Extracted data entries:
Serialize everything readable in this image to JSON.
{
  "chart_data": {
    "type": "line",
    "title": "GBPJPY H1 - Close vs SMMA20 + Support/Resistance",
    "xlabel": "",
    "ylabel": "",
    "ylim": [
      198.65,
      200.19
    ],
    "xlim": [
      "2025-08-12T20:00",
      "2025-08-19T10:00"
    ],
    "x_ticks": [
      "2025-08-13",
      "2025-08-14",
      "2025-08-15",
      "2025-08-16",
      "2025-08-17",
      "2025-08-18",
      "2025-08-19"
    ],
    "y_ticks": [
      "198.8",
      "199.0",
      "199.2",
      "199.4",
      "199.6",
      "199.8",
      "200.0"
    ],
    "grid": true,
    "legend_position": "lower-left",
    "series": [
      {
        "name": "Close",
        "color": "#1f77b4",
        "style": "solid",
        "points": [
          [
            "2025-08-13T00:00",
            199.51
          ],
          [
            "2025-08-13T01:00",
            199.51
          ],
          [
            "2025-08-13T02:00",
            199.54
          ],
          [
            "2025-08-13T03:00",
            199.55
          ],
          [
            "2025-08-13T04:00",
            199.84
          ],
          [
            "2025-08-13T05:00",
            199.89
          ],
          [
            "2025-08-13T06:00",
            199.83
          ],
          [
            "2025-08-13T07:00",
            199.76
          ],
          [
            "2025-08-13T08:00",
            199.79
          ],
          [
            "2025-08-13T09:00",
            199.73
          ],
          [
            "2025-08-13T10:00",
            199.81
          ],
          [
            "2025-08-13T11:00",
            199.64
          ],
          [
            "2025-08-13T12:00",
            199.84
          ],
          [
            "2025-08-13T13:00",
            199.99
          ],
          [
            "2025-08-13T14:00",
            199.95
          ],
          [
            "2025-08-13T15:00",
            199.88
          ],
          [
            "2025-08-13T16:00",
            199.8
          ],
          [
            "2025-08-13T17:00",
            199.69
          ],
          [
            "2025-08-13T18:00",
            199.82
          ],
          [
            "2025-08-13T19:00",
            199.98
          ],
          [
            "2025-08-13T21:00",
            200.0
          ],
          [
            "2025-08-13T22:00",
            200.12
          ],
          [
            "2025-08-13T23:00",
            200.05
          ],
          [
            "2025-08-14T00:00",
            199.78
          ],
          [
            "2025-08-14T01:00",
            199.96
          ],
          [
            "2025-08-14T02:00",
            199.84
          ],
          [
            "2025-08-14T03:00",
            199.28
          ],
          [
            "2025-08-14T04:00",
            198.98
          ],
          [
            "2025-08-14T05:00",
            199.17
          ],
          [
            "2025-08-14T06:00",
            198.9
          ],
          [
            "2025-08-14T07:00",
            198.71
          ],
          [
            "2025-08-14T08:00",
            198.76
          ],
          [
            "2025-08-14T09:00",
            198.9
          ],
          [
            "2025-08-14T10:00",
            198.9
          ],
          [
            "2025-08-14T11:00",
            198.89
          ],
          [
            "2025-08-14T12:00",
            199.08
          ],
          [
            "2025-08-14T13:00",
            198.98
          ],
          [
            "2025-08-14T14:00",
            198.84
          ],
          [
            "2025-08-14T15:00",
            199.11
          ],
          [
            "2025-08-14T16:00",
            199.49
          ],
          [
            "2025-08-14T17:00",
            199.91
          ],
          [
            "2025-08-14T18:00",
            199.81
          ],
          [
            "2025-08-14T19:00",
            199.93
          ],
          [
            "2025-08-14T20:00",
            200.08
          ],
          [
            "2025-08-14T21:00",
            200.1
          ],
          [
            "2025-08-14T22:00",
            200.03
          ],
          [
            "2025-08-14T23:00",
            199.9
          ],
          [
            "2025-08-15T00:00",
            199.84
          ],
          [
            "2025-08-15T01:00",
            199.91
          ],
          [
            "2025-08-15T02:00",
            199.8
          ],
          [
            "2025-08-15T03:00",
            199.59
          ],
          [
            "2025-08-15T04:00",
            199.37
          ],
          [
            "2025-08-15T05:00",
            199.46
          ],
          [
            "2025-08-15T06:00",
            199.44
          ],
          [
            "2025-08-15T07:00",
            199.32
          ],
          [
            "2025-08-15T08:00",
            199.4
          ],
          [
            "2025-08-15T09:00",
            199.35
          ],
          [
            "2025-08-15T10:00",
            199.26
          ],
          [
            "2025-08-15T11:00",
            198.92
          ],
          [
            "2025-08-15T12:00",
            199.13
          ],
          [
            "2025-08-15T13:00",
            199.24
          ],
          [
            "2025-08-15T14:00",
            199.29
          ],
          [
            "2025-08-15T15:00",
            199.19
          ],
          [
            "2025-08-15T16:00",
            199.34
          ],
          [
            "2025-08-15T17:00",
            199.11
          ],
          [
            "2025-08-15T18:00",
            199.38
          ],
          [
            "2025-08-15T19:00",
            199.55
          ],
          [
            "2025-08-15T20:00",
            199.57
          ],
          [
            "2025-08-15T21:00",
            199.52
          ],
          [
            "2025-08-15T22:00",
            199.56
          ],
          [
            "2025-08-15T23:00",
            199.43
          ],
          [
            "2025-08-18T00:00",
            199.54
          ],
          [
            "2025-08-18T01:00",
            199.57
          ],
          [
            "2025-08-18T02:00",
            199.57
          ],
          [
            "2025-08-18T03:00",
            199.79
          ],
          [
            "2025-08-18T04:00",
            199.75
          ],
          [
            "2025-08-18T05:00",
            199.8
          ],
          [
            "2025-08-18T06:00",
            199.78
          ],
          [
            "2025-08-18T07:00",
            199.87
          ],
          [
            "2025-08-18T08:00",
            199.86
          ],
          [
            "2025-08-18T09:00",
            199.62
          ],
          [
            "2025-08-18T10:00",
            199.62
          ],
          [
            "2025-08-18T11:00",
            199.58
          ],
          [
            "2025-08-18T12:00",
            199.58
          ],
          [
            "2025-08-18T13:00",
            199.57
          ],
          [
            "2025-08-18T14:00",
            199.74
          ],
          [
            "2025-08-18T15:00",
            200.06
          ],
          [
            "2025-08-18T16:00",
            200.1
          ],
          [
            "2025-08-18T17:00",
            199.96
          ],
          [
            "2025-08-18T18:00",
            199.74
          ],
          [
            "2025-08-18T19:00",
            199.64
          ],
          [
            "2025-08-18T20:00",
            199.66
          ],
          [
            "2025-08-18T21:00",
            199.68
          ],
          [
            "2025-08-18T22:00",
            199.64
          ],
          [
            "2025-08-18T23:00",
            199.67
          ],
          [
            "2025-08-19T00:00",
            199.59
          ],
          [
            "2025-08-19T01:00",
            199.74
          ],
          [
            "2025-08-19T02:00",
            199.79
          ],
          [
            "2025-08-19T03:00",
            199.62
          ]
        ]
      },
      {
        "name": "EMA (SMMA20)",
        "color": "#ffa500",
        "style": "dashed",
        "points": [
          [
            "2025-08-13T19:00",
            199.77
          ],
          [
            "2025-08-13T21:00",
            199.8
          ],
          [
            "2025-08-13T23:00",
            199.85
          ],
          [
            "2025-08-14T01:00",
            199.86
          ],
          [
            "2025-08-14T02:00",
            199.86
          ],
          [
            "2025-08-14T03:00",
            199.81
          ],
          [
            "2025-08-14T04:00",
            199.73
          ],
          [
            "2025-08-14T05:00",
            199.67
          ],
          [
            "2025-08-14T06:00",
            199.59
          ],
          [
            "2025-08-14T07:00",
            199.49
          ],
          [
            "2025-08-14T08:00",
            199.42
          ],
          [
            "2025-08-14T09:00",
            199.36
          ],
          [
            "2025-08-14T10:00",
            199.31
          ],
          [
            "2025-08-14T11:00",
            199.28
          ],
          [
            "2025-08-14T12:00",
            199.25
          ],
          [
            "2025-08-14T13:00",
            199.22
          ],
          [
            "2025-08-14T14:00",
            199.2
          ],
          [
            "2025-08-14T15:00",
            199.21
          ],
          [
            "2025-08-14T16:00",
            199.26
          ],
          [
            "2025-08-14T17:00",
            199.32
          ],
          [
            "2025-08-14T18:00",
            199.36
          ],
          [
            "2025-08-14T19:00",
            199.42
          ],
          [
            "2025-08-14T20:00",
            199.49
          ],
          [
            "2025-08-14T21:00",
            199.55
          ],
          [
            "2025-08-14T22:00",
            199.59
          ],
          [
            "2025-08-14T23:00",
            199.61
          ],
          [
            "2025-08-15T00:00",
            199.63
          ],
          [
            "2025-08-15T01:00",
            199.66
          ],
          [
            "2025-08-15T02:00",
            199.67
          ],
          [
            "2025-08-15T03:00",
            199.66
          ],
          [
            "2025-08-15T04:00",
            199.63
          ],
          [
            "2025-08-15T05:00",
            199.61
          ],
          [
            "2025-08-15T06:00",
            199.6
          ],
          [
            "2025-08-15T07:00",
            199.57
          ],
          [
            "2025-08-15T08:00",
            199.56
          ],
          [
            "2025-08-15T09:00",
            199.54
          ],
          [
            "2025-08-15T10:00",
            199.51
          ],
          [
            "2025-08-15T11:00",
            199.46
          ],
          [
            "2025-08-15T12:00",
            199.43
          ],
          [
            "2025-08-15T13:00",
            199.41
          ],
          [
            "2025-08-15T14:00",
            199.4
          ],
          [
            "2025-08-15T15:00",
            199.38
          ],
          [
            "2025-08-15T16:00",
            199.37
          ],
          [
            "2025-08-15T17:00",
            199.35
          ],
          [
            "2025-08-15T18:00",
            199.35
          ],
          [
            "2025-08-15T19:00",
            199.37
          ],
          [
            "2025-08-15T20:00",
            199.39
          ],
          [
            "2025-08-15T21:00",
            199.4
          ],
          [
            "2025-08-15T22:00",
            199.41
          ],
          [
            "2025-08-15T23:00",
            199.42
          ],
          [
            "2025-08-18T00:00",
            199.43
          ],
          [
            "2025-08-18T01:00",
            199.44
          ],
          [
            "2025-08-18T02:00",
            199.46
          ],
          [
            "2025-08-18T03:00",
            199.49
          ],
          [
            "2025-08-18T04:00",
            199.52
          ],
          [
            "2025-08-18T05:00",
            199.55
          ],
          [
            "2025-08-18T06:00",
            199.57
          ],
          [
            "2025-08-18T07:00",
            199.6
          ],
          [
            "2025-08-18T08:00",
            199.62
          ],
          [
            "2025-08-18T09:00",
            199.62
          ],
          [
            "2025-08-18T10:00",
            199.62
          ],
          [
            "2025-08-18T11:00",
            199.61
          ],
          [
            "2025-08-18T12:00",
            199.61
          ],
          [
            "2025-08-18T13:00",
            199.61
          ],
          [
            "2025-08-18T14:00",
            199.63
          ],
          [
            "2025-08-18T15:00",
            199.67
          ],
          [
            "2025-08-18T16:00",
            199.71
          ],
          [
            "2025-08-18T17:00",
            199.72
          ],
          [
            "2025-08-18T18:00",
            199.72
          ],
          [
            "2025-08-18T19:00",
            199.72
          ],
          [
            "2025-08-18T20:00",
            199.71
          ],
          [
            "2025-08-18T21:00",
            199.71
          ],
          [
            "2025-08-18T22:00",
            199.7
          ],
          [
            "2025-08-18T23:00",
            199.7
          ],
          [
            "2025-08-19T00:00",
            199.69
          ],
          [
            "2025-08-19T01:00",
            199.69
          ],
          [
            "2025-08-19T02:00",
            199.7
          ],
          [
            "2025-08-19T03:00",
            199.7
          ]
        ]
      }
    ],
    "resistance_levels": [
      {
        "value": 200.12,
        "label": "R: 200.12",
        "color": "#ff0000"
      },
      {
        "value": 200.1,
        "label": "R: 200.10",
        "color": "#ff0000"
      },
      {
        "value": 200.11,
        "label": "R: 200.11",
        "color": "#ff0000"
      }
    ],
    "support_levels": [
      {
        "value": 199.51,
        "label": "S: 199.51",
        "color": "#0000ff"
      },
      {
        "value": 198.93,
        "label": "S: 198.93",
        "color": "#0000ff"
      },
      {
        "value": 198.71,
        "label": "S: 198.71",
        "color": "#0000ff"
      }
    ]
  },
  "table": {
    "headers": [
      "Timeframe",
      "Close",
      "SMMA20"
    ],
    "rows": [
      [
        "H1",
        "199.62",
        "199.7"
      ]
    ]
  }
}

The exercise:
Which lines in the records above contain the string "Close"? Copy each one.

Final result:
    "title": "GBPJPY H1 - Close vs SMMA20 + Support/Resistance",
        "name": "Close",
      "Close",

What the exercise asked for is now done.